Start GIVEN TEXT

# Tooheys Keg. How Do You Open Them.



## die sudhausanlage (18/2/05)

Hi guys. I have a tooheys keg at my disposal, I was wondering if any one at AHB can give me some info on how to open these kegs. Btw I have done a search already through the forum, Just in case people were wondering.



Thanks

Die Sudhausanlage (Swiss German for the Brewery) :beer:


----------



## big d (18/2/05)

not sure what you mean die .you may need to be more specific.
do you want to reuse and refill or cut the top off or strip the coupler section apart?

cheers
big d


----------



## die sudhausanlage (18/2/05)

Id like to reuse and refill them Big D, Im making a 45 liter Cascade Premium lager copy. I need the keg space. 


Prost,

Die Sudhausanlage


----------



## AshTreeBrewery (18/2/05)

as per a previous forum:


"I worked out the kegs.
They are the ones with the flat metal center and rubber ring in the center.
You push down on the rubber ring against the spring preasure, lift the metal center at the same time and twist it to disengage the spear.
Then you just unscrew the top and the lot comes out.

the center spear has a 3 pin rotating locking system and one of the pins is extended to make it dificult to remove the spear.
Easy 
just file it down so it still locks in but can be easily removed and installed each time by simply screwing the main top of the spear assembly."
thanks to Grumpy's forums for the info.


I've tried it and now have two working 50lt kegs with removable tops.
Enjoy!


----------



## die sudhausanlage (18/2/05)

Thanks Ash, Bloody legend. Answered my question beautifully. Thanks Mate 


D


----------



## AshTreeBrewery (18/2/05)

No problem.

Oh, by the way, watch out for the spray!!!!!!


----------



## pb unleaded (19/2/05)

> as per a previous forum:
> "I worked out the kegs.
> They are the ones with the flat metal center and rubber ring in the center.
> You push down on the rubber ring against the spring preasure, lift the metal center at the same time and twist it to disengage the spear.
> ...



Hi AshTreeBrewery,
I tried to dismantle my two kegs as per your instructions but couldn't do it. 
Do I need any spacial tools for this? 
Also, once the tops are removed how can these kegs be used for homebrewing.
I mean how do you gas, dispense etc. Can you send some pics? Thanks


----------



## big d (19/2/05)

the other way to refill is via the approprate keg coupler and refill the keg via the gas inlet line.the keg must be turned upside down to do this.
may have a try at the other option one day should i come across brand x h34r: keg.be careful here guys on what you say due to the legalities involved with brand x kegs.
you have been warned  

cheers
big d


----------



## big d (19/2/05)

this may also help.

http://www.physics.arizona.edu/~workman/homebrew/Sanke.html

cheers
big d


----------



## blotto (19/2/05)

End GIVEN TEXT
Start DATA RECORDS

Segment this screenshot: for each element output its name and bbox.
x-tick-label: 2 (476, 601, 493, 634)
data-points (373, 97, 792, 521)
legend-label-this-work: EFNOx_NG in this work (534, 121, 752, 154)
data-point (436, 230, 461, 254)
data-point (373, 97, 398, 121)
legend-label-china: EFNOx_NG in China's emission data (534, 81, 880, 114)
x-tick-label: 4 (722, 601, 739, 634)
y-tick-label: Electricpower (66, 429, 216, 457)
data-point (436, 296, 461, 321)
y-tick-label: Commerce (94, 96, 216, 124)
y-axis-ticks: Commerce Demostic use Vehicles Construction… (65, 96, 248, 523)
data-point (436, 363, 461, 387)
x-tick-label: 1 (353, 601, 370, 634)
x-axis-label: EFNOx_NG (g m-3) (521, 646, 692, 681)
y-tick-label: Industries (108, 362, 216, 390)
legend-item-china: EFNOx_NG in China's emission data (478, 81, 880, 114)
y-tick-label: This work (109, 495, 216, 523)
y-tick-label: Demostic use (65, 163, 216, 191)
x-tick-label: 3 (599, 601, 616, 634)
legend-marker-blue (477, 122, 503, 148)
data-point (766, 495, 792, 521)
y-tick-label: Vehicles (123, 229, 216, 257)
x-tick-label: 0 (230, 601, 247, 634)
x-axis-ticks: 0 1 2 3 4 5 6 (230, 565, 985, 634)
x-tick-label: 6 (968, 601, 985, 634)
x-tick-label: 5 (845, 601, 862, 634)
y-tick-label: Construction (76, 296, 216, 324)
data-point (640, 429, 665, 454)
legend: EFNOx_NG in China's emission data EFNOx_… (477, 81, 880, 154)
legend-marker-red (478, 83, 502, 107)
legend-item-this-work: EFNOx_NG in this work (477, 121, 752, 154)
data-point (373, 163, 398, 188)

End DATA RECORDS
Start DATA RECORDS

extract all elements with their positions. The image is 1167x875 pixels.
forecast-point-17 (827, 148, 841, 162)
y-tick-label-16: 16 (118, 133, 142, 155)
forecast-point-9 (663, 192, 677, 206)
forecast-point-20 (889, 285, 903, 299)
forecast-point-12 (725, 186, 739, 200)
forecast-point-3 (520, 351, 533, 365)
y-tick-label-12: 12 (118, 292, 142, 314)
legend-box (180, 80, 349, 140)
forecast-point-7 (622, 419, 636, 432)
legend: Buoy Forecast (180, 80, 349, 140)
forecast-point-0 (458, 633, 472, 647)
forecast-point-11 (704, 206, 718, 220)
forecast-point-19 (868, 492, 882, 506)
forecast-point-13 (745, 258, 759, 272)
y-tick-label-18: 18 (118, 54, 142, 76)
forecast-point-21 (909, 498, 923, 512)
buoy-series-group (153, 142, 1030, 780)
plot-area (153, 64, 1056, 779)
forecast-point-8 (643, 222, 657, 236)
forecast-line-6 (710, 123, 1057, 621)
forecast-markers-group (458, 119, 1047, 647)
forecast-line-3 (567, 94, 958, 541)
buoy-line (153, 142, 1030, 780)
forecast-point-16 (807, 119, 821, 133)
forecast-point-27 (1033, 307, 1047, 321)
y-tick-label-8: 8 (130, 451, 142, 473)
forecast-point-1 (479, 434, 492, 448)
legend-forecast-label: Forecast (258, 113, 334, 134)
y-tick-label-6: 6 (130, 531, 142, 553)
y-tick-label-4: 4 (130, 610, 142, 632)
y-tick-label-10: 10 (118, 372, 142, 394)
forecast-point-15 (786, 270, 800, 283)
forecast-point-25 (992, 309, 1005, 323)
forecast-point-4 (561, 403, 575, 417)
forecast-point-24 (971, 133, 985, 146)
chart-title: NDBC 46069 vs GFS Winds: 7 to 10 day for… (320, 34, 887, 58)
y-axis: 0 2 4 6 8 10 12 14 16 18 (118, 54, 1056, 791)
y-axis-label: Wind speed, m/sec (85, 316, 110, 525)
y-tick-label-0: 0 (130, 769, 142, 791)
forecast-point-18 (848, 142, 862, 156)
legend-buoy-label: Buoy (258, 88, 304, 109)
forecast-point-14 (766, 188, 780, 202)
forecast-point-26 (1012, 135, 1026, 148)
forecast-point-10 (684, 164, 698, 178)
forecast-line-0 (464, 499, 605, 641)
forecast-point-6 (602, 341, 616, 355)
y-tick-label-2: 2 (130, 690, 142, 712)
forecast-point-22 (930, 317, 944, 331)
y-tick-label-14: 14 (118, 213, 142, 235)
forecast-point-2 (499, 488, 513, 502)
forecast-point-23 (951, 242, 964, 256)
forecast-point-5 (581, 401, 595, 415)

End DATA RECORDS
Start DATA RECORDS

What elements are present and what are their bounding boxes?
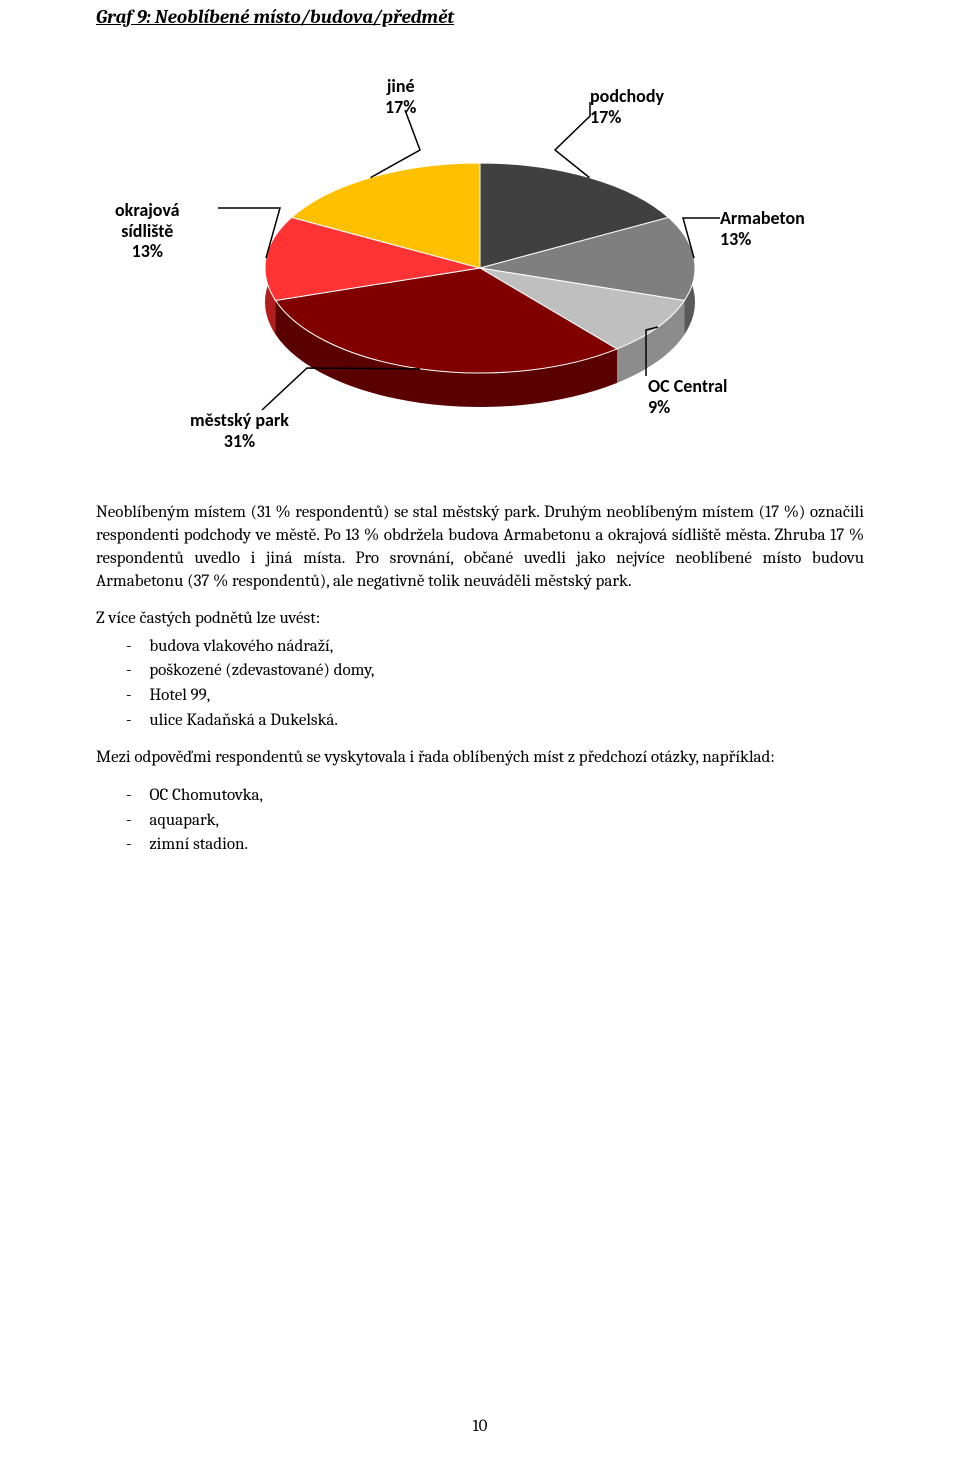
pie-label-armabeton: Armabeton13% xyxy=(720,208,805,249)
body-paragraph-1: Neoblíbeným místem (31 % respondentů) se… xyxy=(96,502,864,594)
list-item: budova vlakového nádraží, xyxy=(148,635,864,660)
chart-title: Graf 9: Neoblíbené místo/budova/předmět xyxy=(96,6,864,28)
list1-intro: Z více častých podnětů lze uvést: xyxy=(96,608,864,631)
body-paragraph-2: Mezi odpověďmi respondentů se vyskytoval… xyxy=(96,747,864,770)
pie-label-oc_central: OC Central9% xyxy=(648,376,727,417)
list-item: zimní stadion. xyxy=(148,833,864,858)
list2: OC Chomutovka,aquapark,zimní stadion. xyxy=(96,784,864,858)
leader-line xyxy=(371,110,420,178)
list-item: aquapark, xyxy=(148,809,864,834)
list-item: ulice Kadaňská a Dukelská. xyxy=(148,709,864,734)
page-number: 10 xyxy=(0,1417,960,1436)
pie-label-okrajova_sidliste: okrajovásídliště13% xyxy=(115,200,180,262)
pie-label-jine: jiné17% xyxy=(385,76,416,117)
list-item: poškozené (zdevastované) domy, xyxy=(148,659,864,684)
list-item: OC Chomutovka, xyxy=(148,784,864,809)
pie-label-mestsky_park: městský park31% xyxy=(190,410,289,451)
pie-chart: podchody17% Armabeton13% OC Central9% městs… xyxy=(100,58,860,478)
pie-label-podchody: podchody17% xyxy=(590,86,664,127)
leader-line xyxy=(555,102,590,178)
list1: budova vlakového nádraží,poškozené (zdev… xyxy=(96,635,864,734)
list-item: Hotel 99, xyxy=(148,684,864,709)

End DATA RECORDS

STATED TASK 1 | From the Tooheys keg thread above, list every username that appears in a post header.
STATED TASK 2 | In the Tooheys keg thread, how many pins does the center spear's rotating locking system have?
STATED TASK 3 | Extend the Tooheys keg thread by writing the post that goes under its final header, "blotto (19/2/05)".

TASK RESULT 1 | die sudhausanlage, big d, AshTreeBrewery, pb unleaded, blotto

TASK RESULT 2 | Three.

TASK RESULT 3 |
arthur you might need one of these if you dont have one

http://cgi.ebay.com.au/ws/eBayISAPI.dll?Vi...6155150453&rd=1


----------



## die sudhausanlage (20/2/05)

> Gday Die
> I wasn't joking in the topic "What do we do for a job" or what ever it was called. My job description is to retrieve Kegs for Lion Nathan. I don't have to chase the singles, that is another guys job. Basically I just organise the keg hall at Lidcombe to be full. I make sure that as many empty kegs as possible are headed back to Lidcombe for a wash before heading out again.
> By putting this post on this forum you have exposed yourself. Your previous posts tell us who & where you are. The excuse of everybody does this is not tolerated at Lion Nathan. The company is already prosecuting in South Aust & Vic. Cub are on the warpath in QLD & WA.
> Maybe we could start a trend of putting some thinking behind our posts.
> ...



For your info I get my kegs from Junk Steel suppliers or from Aussie Junk (garbage tip) to my knowledge they have been de commissioned, wont hold correct pressure.
Maybe you could do some TIG Welding in that warehouse of yours and there would be no broken kegs in Australia.

So in short most of us are law abiding citizens like me and refute the suggestion that we are all thieves. 
Id like to remind you that maybe you should have investigated all the facts before submiting this on a PM.

Guys Ive place this here as a warning to us all.

D

:super:


----------



## die sudhausanlage (20/2/05)

I no longer own a BRAND X keg, it miraculously disappeared.Will explore another avenue. 



Good luck James


Die Sudhausanlage


----------



## die sudhausanlage (20/2/05)

By the Way this guys user name is:

Jim_Levet AHB Number 541


----------



## Jim_Levet (20/2/05)

We have a repair shop at Lidcombe. We do not decommission kegs, and dump them at the Wagga Tip.
enjoy the weekend
James


----------



## die sudhausanlage (20/2/05)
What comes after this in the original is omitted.